* [Exercise goal] Write out every entry exactly as given, but omit the pictures.

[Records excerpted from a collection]
— START —
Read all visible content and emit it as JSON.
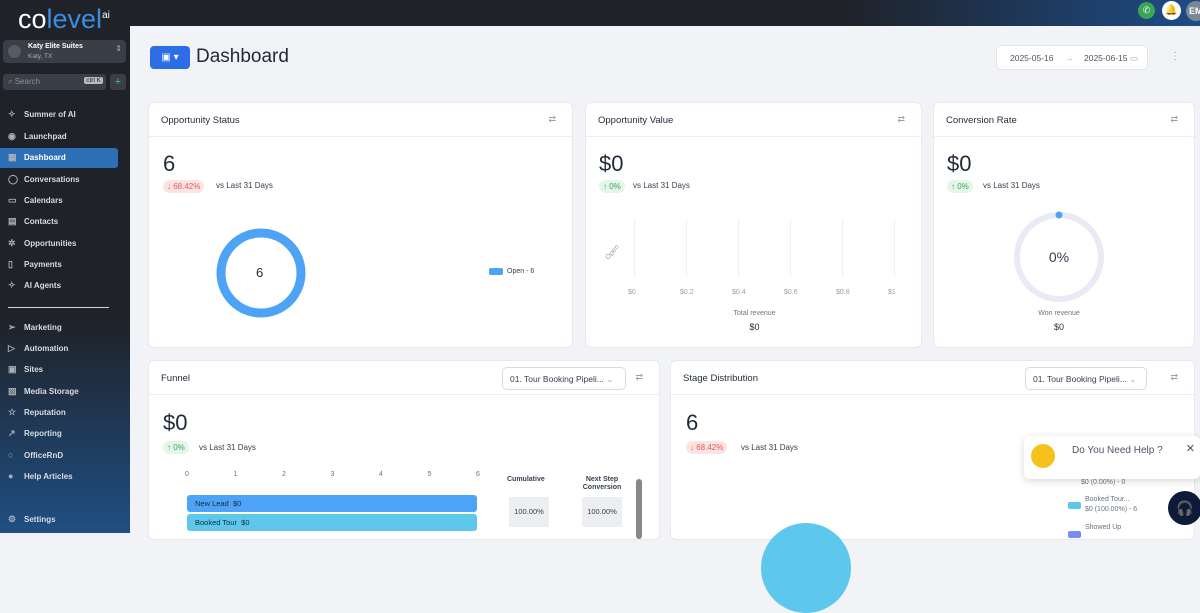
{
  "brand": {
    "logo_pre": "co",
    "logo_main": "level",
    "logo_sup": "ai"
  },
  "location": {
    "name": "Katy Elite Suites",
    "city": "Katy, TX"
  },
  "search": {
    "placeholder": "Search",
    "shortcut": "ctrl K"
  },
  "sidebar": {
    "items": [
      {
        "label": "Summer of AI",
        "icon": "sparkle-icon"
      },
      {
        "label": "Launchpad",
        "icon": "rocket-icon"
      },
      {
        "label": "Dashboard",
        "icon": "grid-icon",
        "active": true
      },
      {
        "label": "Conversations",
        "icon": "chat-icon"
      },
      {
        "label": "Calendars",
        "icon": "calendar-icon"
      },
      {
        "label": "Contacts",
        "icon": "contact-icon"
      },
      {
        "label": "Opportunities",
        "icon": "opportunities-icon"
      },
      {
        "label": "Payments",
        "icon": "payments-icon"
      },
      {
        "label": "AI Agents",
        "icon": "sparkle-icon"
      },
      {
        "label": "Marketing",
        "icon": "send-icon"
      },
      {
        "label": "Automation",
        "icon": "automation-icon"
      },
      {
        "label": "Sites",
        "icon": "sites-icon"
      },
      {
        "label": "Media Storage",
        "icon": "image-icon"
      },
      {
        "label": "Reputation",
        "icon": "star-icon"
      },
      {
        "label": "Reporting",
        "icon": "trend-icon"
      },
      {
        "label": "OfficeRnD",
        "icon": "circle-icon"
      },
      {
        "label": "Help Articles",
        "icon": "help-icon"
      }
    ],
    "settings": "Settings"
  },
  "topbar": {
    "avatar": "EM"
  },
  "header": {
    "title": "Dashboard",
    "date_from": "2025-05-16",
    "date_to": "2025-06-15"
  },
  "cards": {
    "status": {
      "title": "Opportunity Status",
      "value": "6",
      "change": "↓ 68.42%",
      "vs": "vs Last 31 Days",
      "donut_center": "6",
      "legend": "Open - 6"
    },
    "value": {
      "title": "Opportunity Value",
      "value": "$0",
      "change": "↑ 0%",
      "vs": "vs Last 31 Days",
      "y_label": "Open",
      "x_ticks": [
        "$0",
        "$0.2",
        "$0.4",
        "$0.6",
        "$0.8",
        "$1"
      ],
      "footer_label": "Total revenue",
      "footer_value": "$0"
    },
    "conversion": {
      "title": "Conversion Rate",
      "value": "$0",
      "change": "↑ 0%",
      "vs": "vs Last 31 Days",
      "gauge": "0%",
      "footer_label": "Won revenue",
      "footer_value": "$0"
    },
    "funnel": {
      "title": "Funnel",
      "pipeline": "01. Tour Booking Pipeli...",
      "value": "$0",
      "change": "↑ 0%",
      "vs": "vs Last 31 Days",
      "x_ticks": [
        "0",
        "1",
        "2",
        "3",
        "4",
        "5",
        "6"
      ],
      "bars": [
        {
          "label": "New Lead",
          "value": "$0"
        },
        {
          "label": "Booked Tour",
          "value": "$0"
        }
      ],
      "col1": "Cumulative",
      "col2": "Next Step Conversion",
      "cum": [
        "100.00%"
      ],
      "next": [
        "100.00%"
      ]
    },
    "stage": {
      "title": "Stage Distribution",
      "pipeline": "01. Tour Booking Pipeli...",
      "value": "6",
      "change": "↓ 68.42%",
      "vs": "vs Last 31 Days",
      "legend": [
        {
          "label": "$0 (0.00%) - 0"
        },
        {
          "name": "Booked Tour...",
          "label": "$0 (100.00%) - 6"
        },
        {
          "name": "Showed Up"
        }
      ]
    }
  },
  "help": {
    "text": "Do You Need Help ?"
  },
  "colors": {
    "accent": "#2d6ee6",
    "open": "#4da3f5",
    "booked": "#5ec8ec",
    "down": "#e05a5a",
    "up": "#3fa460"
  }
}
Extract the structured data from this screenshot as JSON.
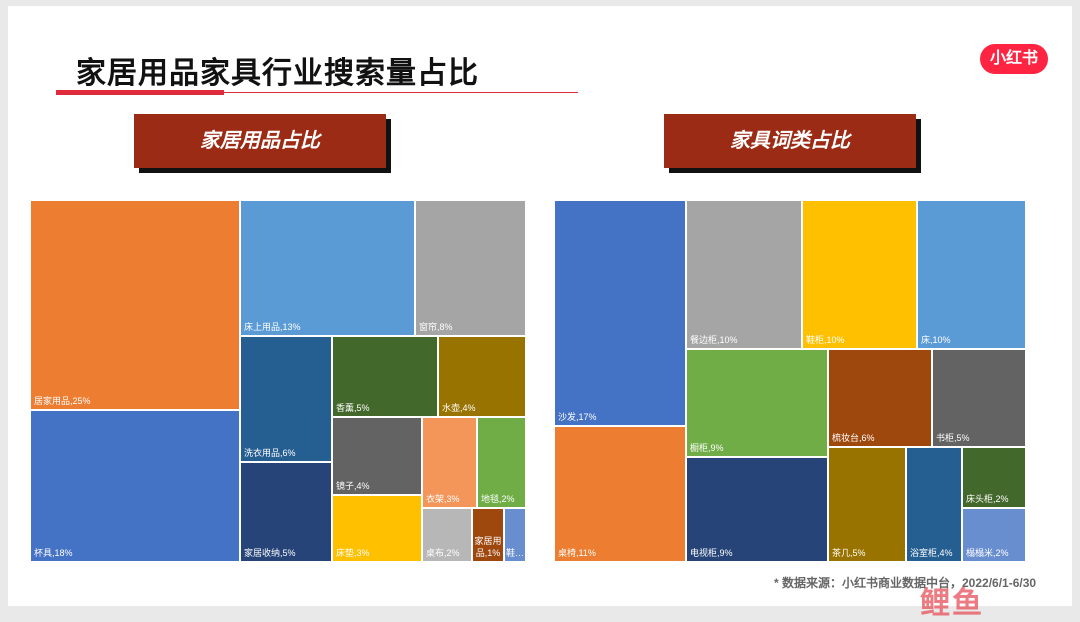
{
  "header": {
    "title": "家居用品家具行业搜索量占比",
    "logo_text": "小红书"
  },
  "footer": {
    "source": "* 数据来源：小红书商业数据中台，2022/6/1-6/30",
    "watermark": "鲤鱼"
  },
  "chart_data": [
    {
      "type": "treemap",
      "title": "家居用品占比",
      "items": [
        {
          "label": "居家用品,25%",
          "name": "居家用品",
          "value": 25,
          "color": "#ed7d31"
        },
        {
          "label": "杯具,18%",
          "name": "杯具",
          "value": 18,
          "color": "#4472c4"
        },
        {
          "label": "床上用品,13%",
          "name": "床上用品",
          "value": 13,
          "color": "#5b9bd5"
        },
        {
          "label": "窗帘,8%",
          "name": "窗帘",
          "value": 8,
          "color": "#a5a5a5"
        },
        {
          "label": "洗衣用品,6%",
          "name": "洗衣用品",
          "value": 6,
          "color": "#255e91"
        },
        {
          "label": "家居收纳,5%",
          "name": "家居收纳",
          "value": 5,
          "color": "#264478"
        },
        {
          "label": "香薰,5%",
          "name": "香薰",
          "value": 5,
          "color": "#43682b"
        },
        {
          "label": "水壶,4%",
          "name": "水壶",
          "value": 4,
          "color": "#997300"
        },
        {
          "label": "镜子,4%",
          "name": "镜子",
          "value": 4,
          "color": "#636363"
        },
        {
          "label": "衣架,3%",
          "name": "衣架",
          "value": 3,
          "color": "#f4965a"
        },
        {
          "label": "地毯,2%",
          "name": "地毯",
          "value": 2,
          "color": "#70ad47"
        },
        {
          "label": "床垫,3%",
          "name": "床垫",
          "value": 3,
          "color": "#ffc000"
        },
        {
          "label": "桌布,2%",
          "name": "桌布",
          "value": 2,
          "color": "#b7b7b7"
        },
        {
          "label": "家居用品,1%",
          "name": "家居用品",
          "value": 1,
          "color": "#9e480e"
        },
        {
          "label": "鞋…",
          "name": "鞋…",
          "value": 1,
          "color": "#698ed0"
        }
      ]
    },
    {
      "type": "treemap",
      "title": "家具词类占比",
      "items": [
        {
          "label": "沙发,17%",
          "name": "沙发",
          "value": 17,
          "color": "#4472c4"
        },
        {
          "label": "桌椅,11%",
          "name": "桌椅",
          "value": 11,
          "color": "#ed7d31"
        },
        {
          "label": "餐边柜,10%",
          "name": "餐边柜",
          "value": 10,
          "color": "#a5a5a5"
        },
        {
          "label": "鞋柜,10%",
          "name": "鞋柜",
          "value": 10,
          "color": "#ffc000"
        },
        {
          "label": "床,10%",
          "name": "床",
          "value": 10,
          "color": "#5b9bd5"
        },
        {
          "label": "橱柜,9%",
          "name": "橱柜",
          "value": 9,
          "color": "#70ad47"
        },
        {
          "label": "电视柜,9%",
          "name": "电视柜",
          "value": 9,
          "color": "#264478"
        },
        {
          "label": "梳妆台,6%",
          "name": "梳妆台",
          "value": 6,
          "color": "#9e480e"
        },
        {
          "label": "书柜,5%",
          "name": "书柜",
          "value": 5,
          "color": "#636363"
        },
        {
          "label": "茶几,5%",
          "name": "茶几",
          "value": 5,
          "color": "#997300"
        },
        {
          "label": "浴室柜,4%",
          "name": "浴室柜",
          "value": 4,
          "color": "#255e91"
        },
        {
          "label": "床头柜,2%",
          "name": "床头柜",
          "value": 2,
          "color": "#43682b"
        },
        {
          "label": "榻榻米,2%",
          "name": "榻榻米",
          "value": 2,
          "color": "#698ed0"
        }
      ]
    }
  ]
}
— END —
* [Solution to this problem]
Read all visible content and emit it as JSON.
{
  "brand": {
    "logo_pre": "co",
    "logo_main": "level",
    "logo_sup": "ai"
  },
  "location": {
    "name": "Katy Elite Suites",
    "city": "Katy, TX"
  },
  "search": {
    "placeholder": "Search",
    "shortcut": "ctrl K"
  },
  "sidebar": {
    "items": [
      {
        "label": "Summer of AI",
        "icon": "sparkle-icon"
      },
      {
        "label": "Launchpad",
        "icon": "rocket-icon"
      },
      {
        "label": "Dashboard",
        "icon": "grid-icon",
        "active": true
      },
      {
        "label": "Conversations",
        "icon": "chat-icon"
      },
      {
        "label": "Calendars",
        "icon": "calendar-icon"
      },
      {
        "label": "Contacts",
        "icon": "contact-icon"
      },
      {
        "label": "Opportunities",
        "icon": "opportunities-icon"
      },
      {
        "label": "Payments",
        "icon": "payments-icon"
      },
      {
        "label": "AI Agents",
        "icon": "sparkle-icon"
      },
      {
        "label": "Marketing",
        "icon": "send-icon"
      },
      {
        "label": "Automation",
        "icon": "automation-icon"
      },
      {
        "label": "Sites",
        "icon": "sites-icon"
      },
      {
        "label": "Media Storage",
        "icon": "image-icon"
      },
      {
        "label": "Reputation",
        "icon": "star-icon"
      },
      {
        "label": "Reporting",
        "icon": "trend-icon"
      },
      {
        "label": "OfficeRnD",
        "icon": "circle-icon"
      },
      {
        "label": "Help Articles",
        "icon": "help-icon"
      }
    ],
    "settings": "Settings"
  },
  "topbar": {
    "avatar": "EM"
  },
  "header": {
    "title": "Dashboard",
    "date_from": "2025-05-16",
    "date_to": "2025-06-15"
  },
  "cards": {
    "status": {
      "title": "Opportunity Status",
      "value": "6",
      "change": "↓ 68.42%",
      "vs": "vs Last 31 Days",
      "donut_center": "6",
      "legend": "Open - 6"
    },
    "value": {
      "title": "Opportunity Value",
      "value": "$0",
      "change": "↑ 0%",
      "vs": "vs Last 31 Days",
      "y_label": "Open",
      "x_ticks": [
        "$0",
        "$0.2",
        "$0.4",
        "$0.6",
        "$0.8",
        "$1"
      ],
      "footer_label": "Total revenue",
      "footer_value": "$0"
    },
    "conversion": {
      "title": "Conversion Rate",
      "value": "$0",
      "change": "↑ 0%",
      "vs": "vs Last 31 Days",
      "gauge": "0%",
      "footer_label": "Won revenue",
      "footer_value": "$0"
    },
    "funnel": {
      "title": "Funnel",
      "pipeline": "01. Tour Booking Pipeli...",
      "value": "$0",
      "change": "↑ 0%",
      "vs": "vs Last 31 Days",
      "x_ticks": [
        "0",
        "1",
        "2",
        "3",
        "4",
        "5",
        "6"
      ],
      "bars": [
        {
          "label": "New Lead",
          "value": "$0"
        },
        {
          "label": "Booked Tour",
          "value": "$0"
        }
      ],
      "col1": "Cumulative",
      "col2": "Next Step Conversion",
      "cum": [
        "100.00%"
      ],
      "next": [
        "100.00%"
      ]
    },
    "stage": {
      "title": "Stage Distribution",
      "pipeline": "01. Tour Booking Pipeli...",
      "value": "6",
      "change": "↓ 68.42%",
      "vs": "vs Last 31 Days",
      "legend": [
        {
          "label": "$0 (0.00%) - 0"
        },
        {
          "name": "Booked Tour...",
          "label": "$0 (100.00%) - 6"
        },
        {
          "name": "Showed Up"
        }
      ]
    }
  },
  "help": {
    "text": "Do You Need Help ?"
  },
  "colors": {
    "accent": "#2d6ee6",
    "open": "#4da3f5",
    "booked": "#5ec8ec",
    "down": "#e05a5a",
    "up": "#3fa460"
  }
}
Extract the structured data from this screenshot as JSON.
{
  "header": {
    "title": "家居用品家具行业搜索量占比",
    "logo_text": "小红书"
  },
  "footer": {
    "source": "* 数据来源：小红书商业数据中台，2022/6/1-6/30",
    "watermark": "鲤鱼"
  },
  "chart_data": [
    {
      "type": "treemap",
      "title": "家居用品占比",
      "items": [
        {
          "label": "居家用品,25%",
          "name": "居家用品",
          "value": 25,
          "color": "#ed7d31"
        },
        {
          "label": "杯具,18%",
          "name": "杯具",
          "value": 18,
          "color": "#4472c4"
        },
        {
          "label": "床上用品,13%",
          "name": "床上用品",
          "value": 13,
          "color": "#5b9bd5"
        },
        {
          "label": "窗帘,8%",
          "name": "窗帘",
          "value": 8,
          "color": "#a5a5a5"
        },
        {
          "label": "洗衣用品,6%",
          "name": "洗衣用品",
          "value": 6,
          "color": "#255e91"
        },
        {
          "label": "家居收纳,5%",
          "name": "家居收纳",
          "value": 5,
          "color": "#264478"
        },
        {
          "label": "香薰,5%",
          "name": "香薰",
          "value": 5,
          "color": "#43682b"
        },
        {
          "label": "水壶,4%",
          "name": "水壶",
          "value": 4,
          "color": "#997300"
        },
        {
          "label": "镜子,4%",
          "name": "镜子",
          "value": 4,
          "color": "#636363"
        },
        {
          "label": "衣架,3%",
          "name": "衣架",
          "value": 3,
          "color": "#f4965a"
        },
        {
          "label": "地毯,2%",
          "name": "地毯",
          "value": 2,
          "color": "#70ad47"
        },
        {
          "label": "床垫,3%",
          "name": "床垫",
          "value": 3,
          "color": "#ffc000"
        },
        {
          "label": "桌布,2%",
          "name": "桌布",
          "value": 2,
          "color": "#b7b7b7"
        },
        {
          "label": "家居用品,1%",
          "name": "家居用品",
          "value": 1,
          "color": "#9e480e"
        },
        {
          "label": "鞋…",
          "name": "鞋…",
          "value": 1,
          "color": "#698ed0"
        }
      ]
    },
    {
      "type": "treemap",
      "title": "家具词类占比",
      "items": [
        {
          "label": "沙发,17%",
          "name": "沙发",
          "value": 17,
          "color": "#4472c4"
        },
        {
          "label": "桌椅,11%",
          "name": "桌椅",
          "value": 11,
          "color": "#ed7d31"
        },
        {
          "label": "餐边柜,10%",
          "name": "餐边柜",
          "value": 10,
          "color": "#a5a5a5"
        },
        {
          "label": "鞋柜,10%",
          "name": "鞋柜",
          "value": 10,
          "color": "#ffc000"
        },
        {
          "label": "床,10%",
          "name": "床",
          "value": 10,
          "color": "#5b9bd5"
        },
        {
          "label": "橱柜,9%",
          "name": "橱柜",
          "value": 9,
          "color": "#70ad47"
        },
        {
          "label": "电视柜,9%",
          "name": "电视柜",
          "value": 9,
          "color": "#264478"
        },
        {
          "label": "梳妆台,6%",
          "name": "梳妆台",
          "value": 6,
          "color": "#9e480e"
        },
        {
          "label": "书柜,5%",
          "name": "书柜",
          "value": 5,
          "color": "#636363"
        },
        {
          "label": "茶几,5%",
          "name": "茶几",
          "value": 5,
          "color": "#997300"
        },
        {
          "label": "浴室柜,4%",
          "name": "浴室柜",
          "value": 4,
          "color": "#255e91"
        },
        {
          "label": "床头柜,2%",
          "name": "床头柜",
          "value": 2,
          "color": "#43682b"
        },
        {
          "label": "榻榻米,2%",
          "name": "榻榻米",
          "value": 2,
          "color": "#698ed0"
        }
      ]
    }
  ]
}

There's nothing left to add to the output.